## WHAT IS ASKED:
Retype everything in the listing, leaving each line exactly as it is.

Data entries
::::

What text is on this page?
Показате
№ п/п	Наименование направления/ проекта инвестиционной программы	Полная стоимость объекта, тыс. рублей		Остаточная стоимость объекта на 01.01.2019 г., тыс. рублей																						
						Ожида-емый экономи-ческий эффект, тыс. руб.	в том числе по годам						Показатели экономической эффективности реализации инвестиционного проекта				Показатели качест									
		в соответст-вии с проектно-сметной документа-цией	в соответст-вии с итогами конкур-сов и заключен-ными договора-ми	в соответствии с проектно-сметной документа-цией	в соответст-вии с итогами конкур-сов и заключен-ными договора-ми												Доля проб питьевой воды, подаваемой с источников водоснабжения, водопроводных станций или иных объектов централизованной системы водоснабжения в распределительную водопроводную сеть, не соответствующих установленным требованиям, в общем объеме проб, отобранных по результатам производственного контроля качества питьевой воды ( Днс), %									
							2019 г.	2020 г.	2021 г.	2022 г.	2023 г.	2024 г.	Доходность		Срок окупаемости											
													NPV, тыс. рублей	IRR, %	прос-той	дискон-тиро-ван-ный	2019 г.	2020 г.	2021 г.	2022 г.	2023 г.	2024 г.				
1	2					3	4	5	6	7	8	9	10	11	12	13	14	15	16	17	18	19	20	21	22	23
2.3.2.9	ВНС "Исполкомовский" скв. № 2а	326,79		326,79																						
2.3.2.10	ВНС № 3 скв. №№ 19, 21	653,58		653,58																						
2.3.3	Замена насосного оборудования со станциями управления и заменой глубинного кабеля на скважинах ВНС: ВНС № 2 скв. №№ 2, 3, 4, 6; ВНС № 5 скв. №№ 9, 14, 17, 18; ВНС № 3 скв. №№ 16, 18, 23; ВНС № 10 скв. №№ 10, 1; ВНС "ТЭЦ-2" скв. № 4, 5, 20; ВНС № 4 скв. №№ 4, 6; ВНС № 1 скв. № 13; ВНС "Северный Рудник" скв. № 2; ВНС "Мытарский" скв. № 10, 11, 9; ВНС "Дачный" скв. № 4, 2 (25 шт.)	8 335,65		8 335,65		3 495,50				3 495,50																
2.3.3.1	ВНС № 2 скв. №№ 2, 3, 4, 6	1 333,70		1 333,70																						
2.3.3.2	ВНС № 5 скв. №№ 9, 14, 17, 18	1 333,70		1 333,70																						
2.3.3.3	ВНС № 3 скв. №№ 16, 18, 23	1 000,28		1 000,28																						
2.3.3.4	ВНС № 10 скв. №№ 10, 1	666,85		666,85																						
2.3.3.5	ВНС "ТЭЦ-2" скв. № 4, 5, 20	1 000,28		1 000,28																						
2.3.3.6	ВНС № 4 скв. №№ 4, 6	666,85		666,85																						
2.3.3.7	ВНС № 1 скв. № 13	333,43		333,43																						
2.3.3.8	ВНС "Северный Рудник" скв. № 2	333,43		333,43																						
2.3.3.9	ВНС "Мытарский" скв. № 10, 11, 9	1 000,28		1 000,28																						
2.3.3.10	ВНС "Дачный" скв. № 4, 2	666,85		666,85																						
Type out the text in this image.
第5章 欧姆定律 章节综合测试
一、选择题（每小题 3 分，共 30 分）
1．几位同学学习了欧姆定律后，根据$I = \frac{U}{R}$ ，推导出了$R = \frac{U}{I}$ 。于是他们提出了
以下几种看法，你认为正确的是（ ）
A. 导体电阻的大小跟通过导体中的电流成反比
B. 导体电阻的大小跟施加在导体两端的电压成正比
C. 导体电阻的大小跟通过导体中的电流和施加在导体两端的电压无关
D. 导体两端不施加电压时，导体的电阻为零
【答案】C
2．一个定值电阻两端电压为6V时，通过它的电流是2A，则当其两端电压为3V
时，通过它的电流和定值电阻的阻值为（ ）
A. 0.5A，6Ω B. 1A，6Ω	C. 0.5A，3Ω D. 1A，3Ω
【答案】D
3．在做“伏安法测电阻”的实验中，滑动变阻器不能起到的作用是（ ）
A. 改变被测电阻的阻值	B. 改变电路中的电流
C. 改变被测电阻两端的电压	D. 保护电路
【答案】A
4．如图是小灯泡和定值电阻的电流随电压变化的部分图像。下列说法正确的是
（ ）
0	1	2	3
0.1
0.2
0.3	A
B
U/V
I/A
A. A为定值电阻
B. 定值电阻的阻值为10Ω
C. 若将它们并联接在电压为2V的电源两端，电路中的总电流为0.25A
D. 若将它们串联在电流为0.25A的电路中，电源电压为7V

::::

## EXERCISE RESPONSE:
What text is on this page?
Показате
№ п/п	Наименование направления/ проекта инвестиционной программы	Полная стоимость объекта, тыс. рублей		Остаточная стоимость объекта на 01.01.2019 г., тыс. рублей																						
						Ожида-емый экономи-ческий эффект, тыс. руб.	в том числе по годам						Показатели экономической эффективности реализации инвестиционного проекта				Показатели качест									
		в соответст-вии с проектно-сметной документа-цией	в соответст-вии с итогами конкур-сов и заключен-ными договора-ми	в соответствии с проектно-сметной документа-цией	в соответст-вии с итогами конкур-сов и заключен-ными договора-ми												Доля проб питьевой воды, подаваемой с источников водоснабжения, водопроводных станций или иных объектов централизованной системы водоснабжения в распределительную водопроводную сеть, не соответствующих установленным требованиям, в общем объеме проб, отобранных по результатам производственного контроля качества питьевой воды ( Днс), %									
							2019 г.	2020 г.	2021 г.	2022 г.	2023 г.	2024 г.	Доходность		Срок окупаемости											
													NPV, тыс. рублей	IRR, %	прос-той	дискон-тиро-ван-ный	2019 г.	2020 г.	2021 г.	2022 г.	2023 г.	2024 г.				
1	2					3	4	5	6	7	8	9	10	11	12	13	14	15	16	17	18	19	20	21	22	23
2.3.2.9	ВНС "Исполкомовский" скв. № 2а	326,79		326,79																						
2.3.2.10	ВНС № 3 скв. №№ 19, 21	653,58		653,58																						
2.3.3	Замена насосного оборудования со станциями управления и заменой глубинного кабеля на скважинах ВНС: ВНС № 2 скв. №№ 2, 3, 4, 6; ВНС № 5 скв. №№ 9, 14, 17, 18; ВНС № 3 скв. №№ 16, 18, 23; ВНС № 10 скв. №№ 10, 1; ВНС "ТЭЦ-2" скв. № 4, 5, 20; ВНС № 4 скв. №№ 4, 6; ВНС № 1 скв. № 13; ВНС "Северный Рудник" скв. № 2; ВНС "Мытарский" скв. № 10, 11, 9; ВНС "Дачный" скв. № 4, 2 (25 шт.)	8 335,65		8 335,65		3 495,50				3 495,50																
2.3.3.1	ВНС № 2 скв. №№ 2, 3, 4, 6	1 333,70		1 333,70																						
2.3.3.2	ВНС № 5 скв. №№ 9, 14, 17, 18	1 333,70		1 333,70																						
2.3.3.3	ВНС № 3 скв. №№ 16, 18, 23	1 000,28		1 000,28																						
2.3.3.4	ВНС № 10 скв. №№ 10, 1	666,85		666,85																						
2.3.3.5	ВНС "ТЭЦ-2" скв. № 4, 5, 20	1 000,28		1 000,28																						
2.3.3.6	ВНС № 4 скв. №№ 4, 6	666,85		666,85																						
2.3.3.7	ВНС № 1 скв. № 13	333,43		333,43																						
2.3.3.8	ВНС "Северный Рудник" скв. № 2	333,43		333,43																						
2.3.3.9	ВНС "Мытарский" скв. № 10, 11, 9	1 000,28		1 000,28																						
2.3.3.10	ВНС "Дачный" скв. № 4, 2	666,85		666,85																						
Type out the text in this image.
第5章 欧姆定律 章节综合测试
一、选择题（每小题 3 分，共 30 分）
1．几位同学学习了欧姆定律后，根据$I = \frac{U}{R}$ ，推导出了$R = \frac{U}{I}$ 。于是他们提出了
以下几种看法，你认为正确的是（ ）
A. 导体电阻的大小跟通过导体中的电流成反比
B. 导体电阻的大小跟施加在导体两端的电压成正比
C. 导体电阻的大小跟通过导体中的电流和施加在导体两端的电压无关
D. 导体两端不施加电压时，导体的电阻为零
【答案】C
2．一个定值电阻两端电压为6V时，通过它的电流是2A，则当其两端电压为3V
时，通过它的电流和定值电阻的阻值为（ ）
A. 0.5A，6Ω B. 1A，6Ω	C. 0.5A，3Ω D. 1A，3Ω
【答案】D
3．在做“伏安法测电阻”的实验中，滑动变阻器不能起到的作用是（ ）
A. 改变被测电阻的阻值	B. 改变电路中的电流
C. 改变被测电阻两端的电压	D. 保护电路
【答案】A
4．如图是小灯泡和定值电阻的电流随电压变化的部分图像。下列说法正确的是
（ ）
0	1	2	3
0.1
0.2
0.3	A
B
U/V
I/A
A. A为定值电阻
B. 定值电阻的阻值为10Ω
C. 若将它们并联接在电压为2V的电源两端，电路中的总电流为0.25A
D. 若将它们串联在电流为0.25A的电路中，电源电压为7V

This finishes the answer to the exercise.